Extracted data entries
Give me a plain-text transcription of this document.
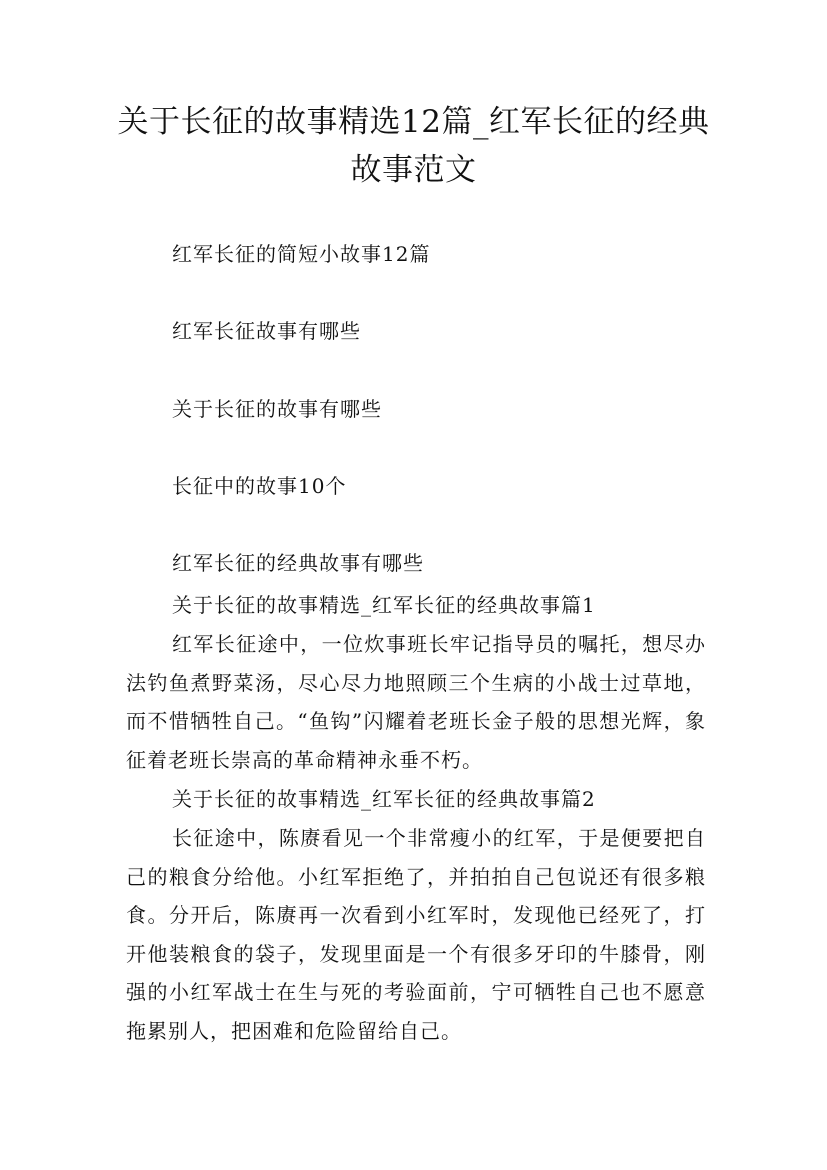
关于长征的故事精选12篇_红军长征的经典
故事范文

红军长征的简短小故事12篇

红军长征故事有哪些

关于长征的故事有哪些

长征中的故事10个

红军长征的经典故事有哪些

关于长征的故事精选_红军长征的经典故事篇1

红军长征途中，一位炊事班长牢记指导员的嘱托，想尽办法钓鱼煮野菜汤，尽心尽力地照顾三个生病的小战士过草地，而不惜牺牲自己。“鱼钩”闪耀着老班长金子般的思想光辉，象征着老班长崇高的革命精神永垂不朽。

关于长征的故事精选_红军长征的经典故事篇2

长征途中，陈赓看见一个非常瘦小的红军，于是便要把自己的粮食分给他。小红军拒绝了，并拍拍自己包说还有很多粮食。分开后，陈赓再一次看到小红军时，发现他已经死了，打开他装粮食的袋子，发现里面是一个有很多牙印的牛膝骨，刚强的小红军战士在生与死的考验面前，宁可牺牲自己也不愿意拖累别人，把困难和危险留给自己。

• [Exercise brief]:
Reproduce the full listing faithfully, but do not carry over any pictures.

• [Exercise result]:
Give me a plain-text transcription of this document.
关于长征的故事精选12篇_红军长征的经典
故事范文

红军长征的简短小故事12篇

红军长征故事有哪些

关于长征的故事有哪些

长征中的故事10个

红军长征的经典故事有哪些

关于长征的故事精选_红军长征的经典故事篇1

红军长征途中，一位炊事班长牢记指导员的嘱托，想尽办法钓鱼煮野菜汤，尽心尽力地照顾三个生病的小战士过草地，而不惜牺牲自己。“鱼钩”闪耀着老班长金子般的思想光辉，象征着老班长崇高的革命精神永垂不朽。

关于长征的故事精选_红军长征的经典故事篇2

长征途中，陈赓看见一个非常瘦小的红军，于是便要把自己的粮食分给他。小红军拒绝了，并拍拍自己包说还有很多粮食。分开后，陈赓再一次看到小红军时，发现他已经死了，打开他装粮食的袋子，发现里面是一个有很多牙印的牛膝骨，刚强的小红军战士在生与死的考验面前，宁可牺牲自己也不愿意拖累别人，把困难和危险留给自己。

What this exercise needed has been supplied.